Source data:
--------

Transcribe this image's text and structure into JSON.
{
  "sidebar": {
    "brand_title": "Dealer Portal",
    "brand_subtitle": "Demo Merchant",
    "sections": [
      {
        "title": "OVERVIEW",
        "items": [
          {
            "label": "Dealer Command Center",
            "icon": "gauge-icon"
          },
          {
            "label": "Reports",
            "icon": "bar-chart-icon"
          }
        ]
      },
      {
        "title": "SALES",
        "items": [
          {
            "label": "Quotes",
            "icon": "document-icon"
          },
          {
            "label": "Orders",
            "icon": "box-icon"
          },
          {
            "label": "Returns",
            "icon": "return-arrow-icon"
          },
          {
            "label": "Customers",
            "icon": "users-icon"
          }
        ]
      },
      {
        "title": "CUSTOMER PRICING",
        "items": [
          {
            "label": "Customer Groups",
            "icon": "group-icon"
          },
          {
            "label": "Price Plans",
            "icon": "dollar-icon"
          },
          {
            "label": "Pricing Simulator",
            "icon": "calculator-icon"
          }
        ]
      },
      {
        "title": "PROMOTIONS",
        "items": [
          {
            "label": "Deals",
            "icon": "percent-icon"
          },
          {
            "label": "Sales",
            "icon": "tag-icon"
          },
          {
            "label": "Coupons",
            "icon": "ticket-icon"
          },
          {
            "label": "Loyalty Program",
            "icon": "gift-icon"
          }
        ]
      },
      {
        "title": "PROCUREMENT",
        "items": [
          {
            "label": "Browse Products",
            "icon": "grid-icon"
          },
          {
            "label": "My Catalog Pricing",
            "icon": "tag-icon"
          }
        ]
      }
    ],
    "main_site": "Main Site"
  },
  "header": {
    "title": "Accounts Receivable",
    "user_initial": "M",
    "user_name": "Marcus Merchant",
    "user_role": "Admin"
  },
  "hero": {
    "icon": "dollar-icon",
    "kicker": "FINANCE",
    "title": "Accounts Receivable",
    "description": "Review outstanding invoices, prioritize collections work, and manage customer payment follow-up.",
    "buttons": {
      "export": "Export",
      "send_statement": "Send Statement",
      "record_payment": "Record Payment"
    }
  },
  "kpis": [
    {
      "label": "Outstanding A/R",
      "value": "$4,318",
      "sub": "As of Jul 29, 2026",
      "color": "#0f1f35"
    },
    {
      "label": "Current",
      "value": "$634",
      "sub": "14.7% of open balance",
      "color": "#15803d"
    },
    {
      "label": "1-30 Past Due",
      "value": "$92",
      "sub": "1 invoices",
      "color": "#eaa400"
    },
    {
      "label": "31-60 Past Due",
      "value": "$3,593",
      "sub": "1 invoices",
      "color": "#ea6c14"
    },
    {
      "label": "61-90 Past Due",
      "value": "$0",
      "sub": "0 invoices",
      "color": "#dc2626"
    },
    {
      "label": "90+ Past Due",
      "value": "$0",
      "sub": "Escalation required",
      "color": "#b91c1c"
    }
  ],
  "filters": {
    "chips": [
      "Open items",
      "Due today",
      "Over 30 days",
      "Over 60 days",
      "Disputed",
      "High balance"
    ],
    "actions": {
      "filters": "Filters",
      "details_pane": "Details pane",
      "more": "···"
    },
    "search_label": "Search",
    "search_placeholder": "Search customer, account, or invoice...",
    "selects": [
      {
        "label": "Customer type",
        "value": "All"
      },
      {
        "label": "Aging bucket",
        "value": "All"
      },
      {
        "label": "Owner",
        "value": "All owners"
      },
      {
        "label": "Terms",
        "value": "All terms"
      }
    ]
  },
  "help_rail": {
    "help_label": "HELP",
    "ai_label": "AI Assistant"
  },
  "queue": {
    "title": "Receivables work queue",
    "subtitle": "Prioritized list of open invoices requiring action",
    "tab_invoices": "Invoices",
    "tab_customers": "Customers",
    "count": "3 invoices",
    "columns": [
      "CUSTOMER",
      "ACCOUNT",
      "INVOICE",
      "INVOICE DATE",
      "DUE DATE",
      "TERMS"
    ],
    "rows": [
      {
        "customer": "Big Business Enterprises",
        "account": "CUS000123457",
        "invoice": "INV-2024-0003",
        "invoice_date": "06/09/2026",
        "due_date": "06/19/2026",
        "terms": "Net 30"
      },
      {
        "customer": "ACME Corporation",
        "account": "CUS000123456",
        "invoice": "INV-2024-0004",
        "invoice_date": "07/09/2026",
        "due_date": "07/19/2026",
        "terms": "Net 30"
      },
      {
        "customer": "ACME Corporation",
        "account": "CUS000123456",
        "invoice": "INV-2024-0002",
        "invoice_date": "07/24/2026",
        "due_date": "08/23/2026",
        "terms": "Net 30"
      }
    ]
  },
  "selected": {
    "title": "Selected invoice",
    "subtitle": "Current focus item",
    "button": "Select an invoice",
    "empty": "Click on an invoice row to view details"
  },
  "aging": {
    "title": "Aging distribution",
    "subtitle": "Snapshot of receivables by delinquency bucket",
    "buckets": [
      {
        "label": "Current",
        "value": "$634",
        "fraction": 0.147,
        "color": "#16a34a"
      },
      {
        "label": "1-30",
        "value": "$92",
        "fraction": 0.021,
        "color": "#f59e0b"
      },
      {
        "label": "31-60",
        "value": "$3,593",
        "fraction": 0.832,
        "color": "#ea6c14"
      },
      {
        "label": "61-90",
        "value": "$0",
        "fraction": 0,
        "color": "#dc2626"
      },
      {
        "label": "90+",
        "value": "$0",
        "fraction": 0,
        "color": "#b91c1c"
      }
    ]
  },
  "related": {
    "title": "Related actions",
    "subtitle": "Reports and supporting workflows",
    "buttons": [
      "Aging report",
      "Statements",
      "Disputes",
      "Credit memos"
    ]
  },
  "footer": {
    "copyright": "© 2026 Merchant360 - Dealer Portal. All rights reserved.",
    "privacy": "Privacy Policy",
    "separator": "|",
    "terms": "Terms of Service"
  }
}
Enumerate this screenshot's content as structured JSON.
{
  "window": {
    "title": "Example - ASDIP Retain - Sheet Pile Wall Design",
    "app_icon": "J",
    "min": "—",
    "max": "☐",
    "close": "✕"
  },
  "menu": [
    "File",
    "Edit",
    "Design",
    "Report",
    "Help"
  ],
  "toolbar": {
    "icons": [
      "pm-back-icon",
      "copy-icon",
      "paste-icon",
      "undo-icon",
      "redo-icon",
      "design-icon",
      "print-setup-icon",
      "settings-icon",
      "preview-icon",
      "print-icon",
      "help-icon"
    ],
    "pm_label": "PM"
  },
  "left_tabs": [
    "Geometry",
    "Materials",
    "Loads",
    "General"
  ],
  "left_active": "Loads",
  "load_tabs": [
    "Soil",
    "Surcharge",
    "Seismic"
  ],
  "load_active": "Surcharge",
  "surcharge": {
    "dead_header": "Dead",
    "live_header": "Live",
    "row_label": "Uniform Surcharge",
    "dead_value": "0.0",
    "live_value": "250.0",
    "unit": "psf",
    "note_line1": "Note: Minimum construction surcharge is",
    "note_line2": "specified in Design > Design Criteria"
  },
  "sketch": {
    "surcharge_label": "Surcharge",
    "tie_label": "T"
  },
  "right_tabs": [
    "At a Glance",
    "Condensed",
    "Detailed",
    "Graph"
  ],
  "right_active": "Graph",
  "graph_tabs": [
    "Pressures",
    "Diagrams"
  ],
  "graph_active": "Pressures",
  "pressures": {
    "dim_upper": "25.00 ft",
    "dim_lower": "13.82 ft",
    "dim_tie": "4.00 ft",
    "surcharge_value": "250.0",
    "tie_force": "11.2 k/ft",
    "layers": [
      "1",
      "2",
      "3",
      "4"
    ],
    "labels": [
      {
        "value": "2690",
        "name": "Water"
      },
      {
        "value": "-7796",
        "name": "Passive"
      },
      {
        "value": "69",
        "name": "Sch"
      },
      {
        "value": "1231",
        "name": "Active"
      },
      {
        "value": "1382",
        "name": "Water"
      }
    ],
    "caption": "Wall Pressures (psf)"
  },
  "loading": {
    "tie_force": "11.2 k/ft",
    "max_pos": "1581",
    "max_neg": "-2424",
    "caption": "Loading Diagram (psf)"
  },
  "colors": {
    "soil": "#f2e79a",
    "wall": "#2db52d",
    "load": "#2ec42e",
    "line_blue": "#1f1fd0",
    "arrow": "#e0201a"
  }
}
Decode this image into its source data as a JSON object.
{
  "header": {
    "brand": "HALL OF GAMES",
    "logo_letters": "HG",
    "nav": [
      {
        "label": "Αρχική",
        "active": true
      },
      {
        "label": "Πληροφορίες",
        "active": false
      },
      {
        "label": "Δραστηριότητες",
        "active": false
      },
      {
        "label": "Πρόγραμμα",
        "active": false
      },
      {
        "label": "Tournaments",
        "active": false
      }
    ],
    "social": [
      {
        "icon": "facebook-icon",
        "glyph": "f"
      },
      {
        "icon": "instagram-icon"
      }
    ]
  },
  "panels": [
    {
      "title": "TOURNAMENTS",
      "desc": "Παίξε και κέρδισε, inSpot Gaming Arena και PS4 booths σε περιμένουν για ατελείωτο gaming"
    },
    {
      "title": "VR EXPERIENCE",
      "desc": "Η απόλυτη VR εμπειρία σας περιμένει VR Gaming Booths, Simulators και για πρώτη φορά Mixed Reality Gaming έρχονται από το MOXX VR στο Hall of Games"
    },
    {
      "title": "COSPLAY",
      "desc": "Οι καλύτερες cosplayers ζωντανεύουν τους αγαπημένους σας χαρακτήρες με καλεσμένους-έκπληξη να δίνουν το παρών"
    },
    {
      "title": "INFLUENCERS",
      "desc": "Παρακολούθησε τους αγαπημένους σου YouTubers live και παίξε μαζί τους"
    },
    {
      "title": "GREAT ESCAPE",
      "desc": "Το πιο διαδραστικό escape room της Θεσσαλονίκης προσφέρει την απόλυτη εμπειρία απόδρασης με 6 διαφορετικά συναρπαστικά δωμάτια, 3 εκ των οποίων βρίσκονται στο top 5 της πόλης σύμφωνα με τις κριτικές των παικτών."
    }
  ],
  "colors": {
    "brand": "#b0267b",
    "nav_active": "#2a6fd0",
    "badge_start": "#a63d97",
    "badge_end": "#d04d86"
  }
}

--------

### Goal of the exercise:
Pick out each line containing the string "queue" and copy it.

### In response:
  "queue": {
    "title": "Receivables work queue",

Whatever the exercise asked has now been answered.